Collected data:

>>>

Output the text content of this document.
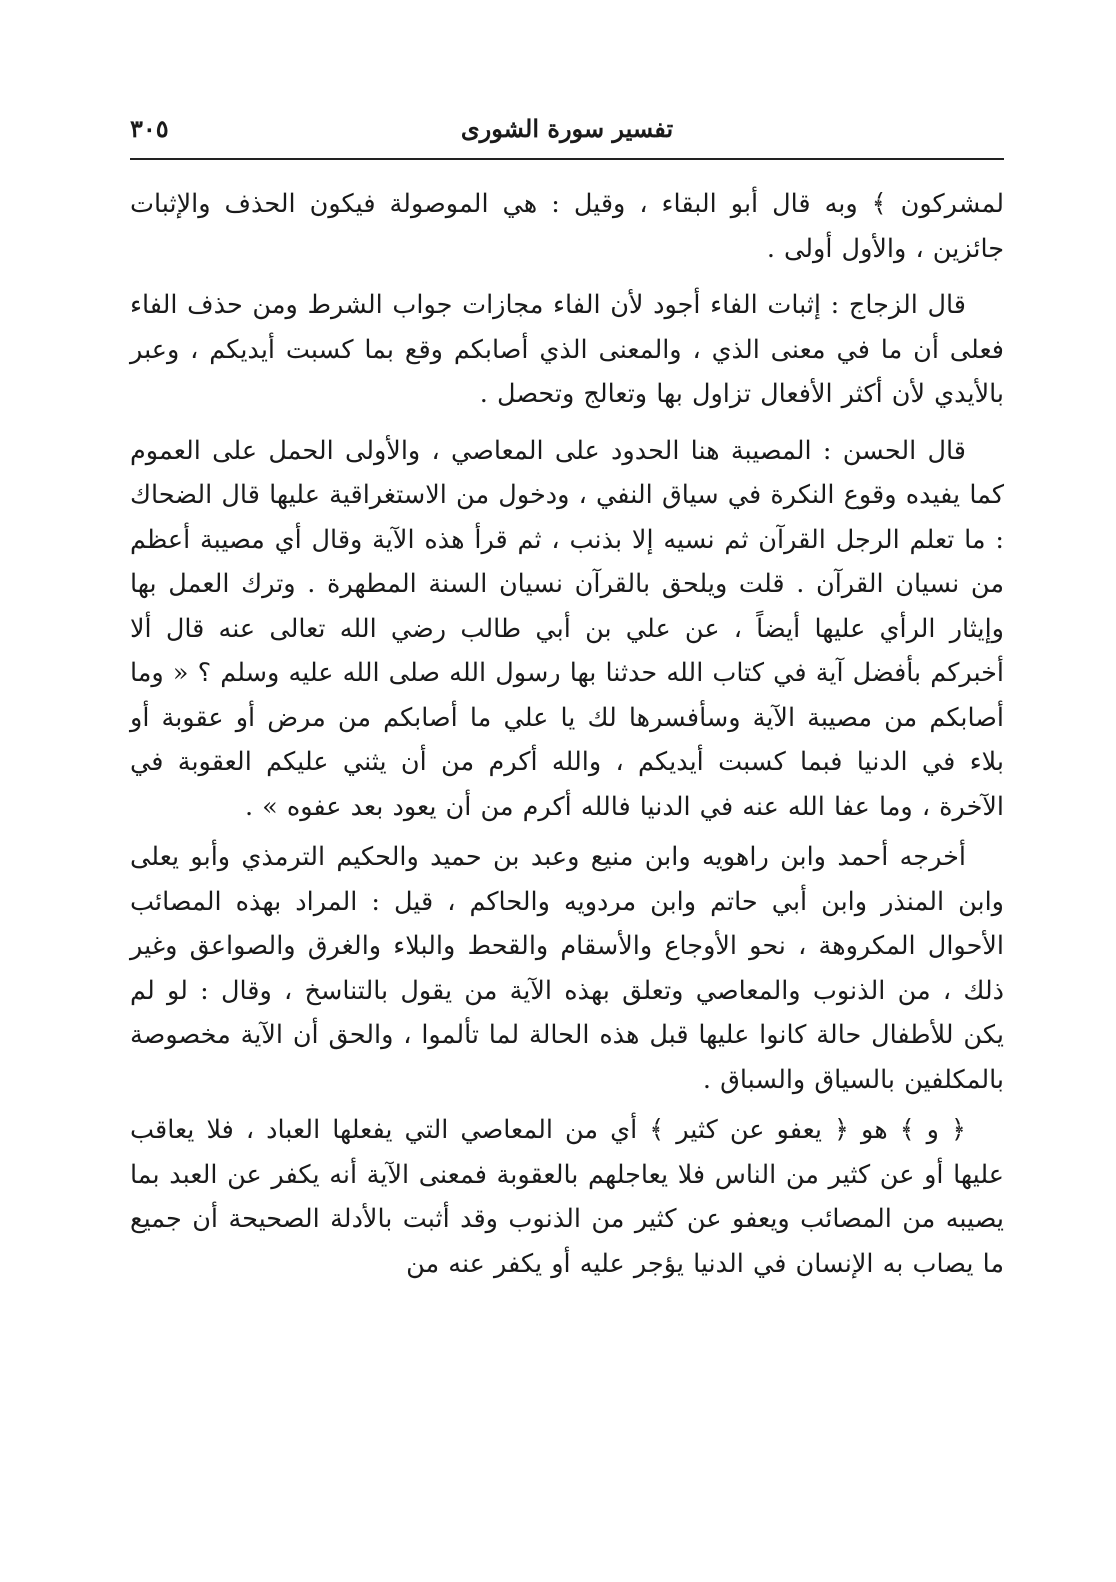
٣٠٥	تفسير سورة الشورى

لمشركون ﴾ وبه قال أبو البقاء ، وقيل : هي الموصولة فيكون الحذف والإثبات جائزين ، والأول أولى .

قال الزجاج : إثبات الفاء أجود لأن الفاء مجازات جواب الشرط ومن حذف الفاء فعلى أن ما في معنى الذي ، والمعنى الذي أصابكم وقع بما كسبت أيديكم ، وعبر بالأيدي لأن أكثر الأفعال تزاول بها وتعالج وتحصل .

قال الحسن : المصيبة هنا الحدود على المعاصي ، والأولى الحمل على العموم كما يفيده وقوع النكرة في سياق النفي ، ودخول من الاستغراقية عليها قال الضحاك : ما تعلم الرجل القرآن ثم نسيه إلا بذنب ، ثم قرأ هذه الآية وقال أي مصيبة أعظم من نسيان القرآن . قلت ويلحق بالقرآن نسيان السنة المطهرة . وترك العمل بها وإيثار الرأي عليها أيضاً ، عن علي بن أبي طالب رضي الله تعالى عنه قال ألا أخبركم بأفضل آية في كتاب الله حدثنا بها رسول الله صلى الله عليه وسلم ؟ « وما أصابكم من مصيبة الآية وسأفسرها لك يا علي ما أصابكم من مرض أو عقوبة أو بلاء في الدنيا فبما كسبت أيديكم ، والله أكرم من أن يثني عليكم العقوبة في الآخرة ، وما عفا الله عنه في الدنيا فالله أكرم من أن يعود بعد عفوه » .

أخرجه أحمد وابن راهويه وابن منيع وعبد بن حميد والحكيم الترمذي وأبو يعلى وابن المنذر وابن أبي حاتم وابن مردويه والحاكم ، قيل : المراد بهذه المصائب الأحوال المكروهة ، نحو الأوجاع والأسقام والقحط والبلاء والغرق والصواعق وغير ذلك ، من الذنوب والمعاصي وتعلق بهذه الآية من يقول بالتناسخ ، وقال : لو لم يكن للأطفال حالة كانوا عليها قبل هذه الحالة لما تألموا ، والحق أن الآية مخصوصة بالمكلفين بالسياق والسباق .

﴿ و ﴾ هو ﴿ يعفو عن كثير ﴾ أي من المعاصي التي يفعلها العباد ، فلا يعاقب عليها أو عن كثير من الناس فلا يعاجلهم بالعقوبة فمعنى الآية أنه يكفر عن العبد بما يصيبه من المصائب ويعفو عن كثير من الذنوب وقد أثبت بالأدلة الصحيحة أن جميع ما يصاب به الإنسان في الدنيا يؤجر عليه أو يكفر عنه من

<<<
>>>

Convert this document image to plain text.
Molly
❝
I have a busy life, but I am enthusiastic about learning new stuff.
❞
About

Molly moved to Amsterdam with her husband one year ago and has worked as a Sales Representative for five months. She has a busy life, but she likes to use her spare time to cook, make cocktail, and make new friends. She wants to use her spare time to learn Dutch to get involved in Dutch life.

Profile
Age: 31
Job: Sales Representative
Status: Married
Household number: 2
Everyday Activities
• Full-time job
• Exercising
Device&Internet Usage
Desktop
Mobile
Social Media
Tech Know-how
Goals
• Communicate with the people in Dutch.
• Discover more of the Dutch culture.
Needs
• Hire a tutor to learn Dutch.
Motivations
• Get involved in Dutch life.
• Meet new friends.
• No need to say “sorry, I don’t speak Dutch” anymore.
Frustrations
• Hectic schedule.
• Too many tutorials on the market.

<<<
>>>

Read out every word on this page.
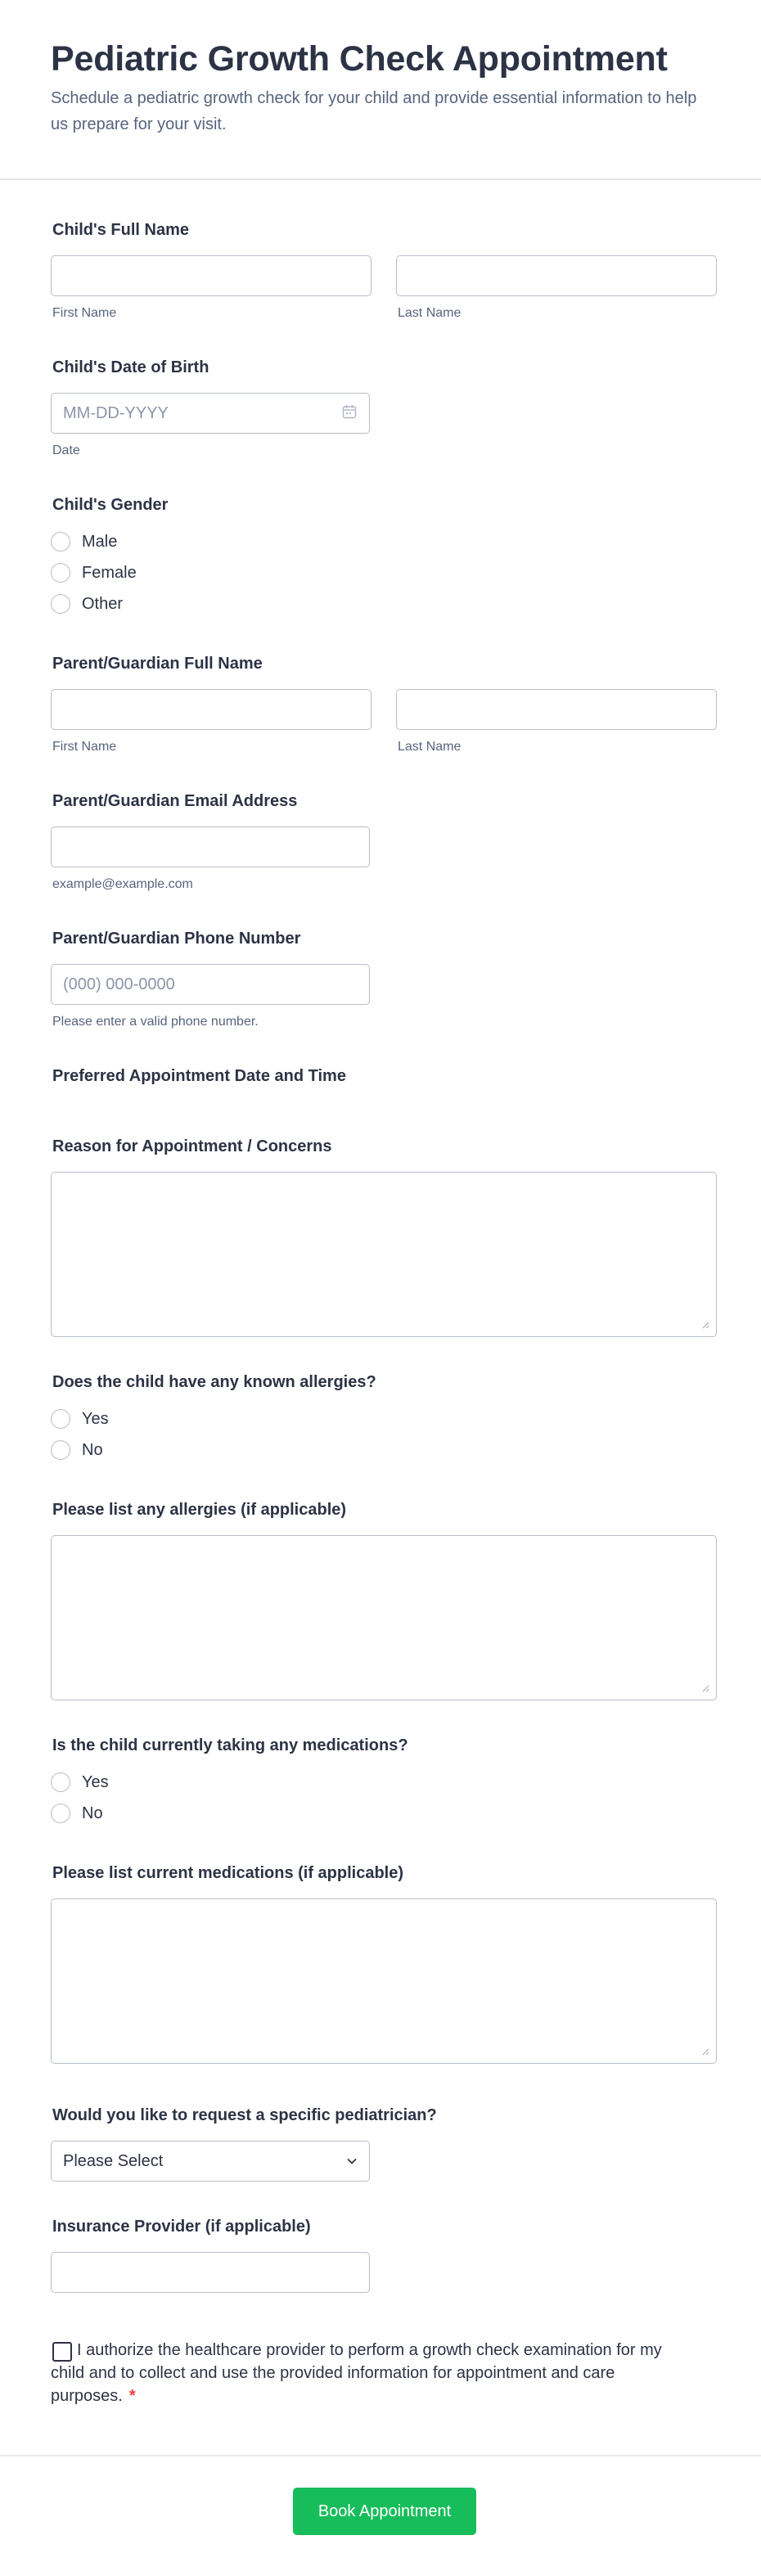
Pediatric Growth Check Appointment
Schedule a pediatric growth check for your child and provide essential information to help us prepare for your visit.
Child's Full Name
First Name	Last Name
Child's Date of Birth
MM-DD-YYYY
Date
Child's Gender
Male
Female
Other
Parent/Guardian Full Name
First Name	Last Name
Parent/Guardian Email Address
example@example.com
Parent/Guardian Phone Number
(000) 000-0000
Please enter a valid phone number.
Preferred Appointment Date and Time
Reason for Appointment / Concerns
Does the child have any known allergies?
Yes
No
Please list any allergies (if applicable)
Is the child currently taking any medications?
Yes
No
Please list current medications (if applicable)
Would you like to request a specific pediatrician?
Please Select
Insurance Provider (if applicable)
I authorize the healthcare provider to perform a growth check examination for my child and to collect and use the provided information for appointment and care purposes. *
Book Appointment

<<<

Work required: Read through the entries and copy every line that includes "have".

Task result:
I have a busy life, but I am enthusiastic about learning new stuff.
Does the child have any known allergies?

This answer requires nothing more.